= Tasks and exercises =
1. Do these statements agree with the text on extracting numbers? For each, answer yes or no and quote the deciding words of the text exactly. (a) A value written as 1,234.56 is read as a single number. (b) In ORDER-4821, the hyphen is taken as a sign. (c) The output panel lists each number on its own line.
2. Reproduce the part of the text on extracting numbers starting at "Numbers embedded in" and ending at "a plain-text file.".

Thousands separators are not understood. 1,234.56 becomes two matches: 1 and 234.56. If your data uses commas as thousands separators, run find and replace first to strip them. Conversely, in locales that use comma as the decimal separator (3,14), swap the comma for a dot before extracting.

Numbers embedded in identifiers are matched as separate fragments. v2.0.1 yields 2.0 and 1; ORDER-4821 yields -4821 because the hyphen is read as a sign. If you need stricter rules, switch to extract regex matches with a pattern of your own.

How to use extract numbers from text

  1. 1Paste your text into the input panel on the left.
  2. 2The output panel shows every number, one per line.
  3. 3Click Copy to copy the list.
  4. 4Click Download to save it as a plain-text file.
  5. 5For column-based or summed totals, paste the result into a spreadsheet.

= Source data =

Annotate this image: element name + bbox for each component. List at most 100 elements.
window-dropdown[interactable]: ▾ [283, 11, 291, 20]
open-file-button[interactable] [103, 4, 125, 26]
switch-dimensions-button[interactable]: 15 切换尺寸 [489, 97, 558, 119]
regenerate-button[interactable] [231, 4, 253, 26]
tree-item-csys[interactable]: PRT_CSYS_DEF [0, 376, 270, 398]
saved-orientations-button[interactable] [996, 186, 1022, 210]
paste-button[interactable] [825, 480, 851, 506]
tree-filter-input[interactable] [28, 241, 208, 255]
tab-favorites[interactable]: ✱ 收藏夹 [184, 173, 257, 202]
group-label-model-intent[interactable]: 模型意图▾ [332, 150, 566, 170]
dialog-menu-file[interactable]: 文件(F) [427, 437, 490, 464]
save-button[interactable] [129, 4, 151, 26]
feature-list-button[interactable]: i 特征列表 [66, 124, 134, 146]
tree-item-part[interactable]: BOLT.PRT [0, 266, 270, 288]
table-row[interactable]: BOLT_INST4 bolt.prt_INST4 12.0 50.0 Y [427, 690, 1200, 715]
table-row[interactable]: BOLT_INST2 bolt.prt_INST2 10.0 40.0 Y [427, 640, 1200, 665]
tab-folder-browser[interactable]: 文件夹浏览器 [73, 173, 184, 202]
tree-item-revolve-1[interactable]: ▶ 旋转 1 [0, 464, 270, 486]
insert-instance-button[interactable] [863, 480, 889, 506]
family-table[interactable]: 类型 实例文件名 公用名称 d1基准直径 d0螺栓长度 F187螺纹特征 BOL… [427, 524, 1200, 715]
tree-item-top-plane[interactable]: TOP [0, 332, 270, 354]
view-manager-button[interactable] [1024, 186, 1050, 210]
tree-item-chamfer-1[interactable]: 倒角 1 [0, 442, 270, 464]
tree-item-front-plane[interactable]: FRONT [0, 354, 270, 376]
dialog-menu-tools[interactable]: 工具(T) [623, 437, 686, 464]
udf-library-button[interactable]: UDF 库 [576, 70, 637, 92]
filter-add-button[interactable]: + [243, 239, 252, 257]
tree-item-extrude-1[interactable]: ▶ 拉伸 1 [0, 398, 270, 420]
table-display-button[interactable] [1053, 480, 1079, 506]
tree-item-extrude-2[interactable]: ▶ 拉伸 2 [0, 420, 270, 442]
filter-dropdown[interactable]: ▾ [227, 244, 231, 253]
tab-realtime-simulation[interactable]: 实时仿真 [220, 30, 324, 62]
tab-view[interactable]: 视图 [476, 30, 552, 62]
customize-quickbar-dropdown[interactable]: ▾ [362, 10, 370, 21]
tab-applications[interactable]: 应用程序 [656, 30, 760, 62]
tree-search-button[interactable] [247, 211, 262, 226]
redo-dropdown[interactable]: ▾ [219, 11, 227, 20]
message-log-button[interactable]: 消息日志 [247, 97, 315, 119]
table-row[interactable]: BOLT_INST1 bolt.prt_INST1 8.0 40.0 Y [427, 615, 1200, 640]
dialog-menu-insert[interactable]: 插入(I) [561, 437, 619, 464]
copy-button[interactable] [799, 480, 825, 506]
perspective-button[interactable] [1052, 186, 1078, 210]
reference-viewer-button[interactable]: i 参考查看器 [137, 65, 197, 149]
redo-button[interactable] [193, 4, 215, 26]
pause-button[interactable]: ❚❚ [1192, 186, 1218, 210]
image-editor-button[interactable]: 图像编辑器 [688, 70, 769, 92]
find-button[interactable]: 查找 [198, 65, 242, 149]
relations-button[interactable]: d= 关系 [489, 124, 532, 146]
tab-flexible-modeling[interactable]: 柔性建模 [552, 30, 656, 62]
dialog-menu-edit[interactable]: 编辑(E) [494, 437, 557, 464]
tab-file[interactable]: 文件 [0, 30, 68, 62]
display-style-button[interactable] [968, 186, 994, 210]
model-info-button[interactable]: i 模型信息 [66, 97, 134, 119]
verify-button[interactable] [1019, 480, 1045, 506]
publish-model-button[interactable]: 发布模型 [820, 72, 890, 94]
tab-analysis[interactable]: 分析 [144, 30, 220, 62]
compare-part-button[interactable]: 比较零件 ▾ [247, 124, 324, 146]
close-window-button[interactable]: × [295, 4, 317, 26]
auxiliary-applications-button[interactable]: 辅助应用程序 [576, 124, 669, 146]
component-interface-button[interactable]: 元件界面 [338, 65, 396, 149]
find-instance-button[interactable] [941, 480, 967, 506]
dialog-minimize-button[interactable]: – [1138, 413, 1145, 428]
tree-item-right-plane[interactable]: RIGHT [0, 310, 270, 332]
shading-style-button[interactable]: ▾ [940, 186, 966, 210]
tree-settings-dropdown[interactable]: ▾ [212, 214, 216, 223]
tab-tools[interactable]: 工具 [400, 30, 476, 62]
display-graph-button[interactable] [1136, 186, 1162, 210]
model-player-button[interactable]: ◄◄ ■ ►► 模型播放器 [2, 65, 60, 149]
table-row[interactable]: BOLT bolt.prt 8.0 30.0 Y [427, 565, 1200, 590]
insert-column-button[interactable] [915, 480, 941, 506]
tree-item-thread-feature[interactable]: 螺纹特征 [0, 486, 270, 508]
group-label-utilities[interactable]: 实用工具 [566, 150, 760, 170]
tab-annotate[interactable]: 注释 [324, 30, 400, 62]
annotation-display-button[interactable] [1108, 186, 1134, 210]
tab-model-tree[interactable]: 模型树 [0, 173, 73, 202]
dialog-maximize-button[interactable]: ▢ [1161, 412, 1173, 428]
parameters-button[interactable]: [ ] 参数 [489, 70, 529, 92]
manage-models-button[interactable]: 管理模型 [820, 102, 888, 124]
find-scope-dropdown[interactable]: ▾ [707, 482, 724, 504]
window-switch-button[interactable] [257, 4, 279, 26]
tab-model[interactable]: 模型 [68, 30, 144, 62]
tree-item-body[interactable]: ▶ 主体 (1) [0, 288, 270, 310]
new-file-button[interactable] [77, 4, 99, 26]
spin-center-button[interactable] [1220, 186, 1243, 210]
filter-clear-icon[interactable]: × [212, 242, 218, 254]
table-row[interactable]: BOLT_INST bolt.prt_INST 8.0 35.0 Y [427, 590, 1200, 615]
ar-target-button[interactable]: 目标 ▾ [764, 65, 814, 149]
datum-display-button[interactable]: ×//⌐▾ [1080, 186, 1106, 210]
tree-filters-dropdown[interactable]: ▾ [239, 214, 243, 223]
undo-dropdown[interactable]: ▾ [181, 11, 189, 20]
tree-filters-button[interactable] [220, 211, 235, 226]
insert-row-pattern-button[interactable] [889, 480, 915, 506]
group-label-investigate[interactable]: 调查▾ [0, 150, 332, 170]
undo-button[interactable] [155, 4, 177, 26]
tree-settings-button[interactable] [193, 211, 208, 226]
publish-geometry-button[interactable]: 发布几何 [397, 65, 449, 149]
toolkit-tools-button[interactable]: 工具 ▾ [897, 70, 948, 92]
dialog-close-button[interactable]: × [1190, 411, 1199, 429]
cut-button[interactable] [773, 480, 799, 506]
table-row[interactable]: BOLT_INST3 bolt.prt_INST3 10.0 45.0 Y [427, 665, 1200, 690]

= Results by task =
1.
(a) No: "1,234.56 becomes two matches: 1 and 234.56."
(b) Yes: "ORDER-4821 yields -4821 because the hyphen is read as a sign."
(c) Yes: "The output panel shows every number, one per line."

2.
Numbers embedded in identifiers are matched as separate fragments. v2.0.1 yields 2.0 and 1; ORDER-4821 yields -4821 because the hyphen is read as a sign. If you need stricter rules, switch to extract regex matches with a pattern of your own.

How to use extract numbers from text

  1. 1Paste your text into the input panel on the left.
  2. 2The output panel shows every number, one per line.
  3. 3Click Copy to copy the list.
  4. 4Click Download to save it as a plain-text file.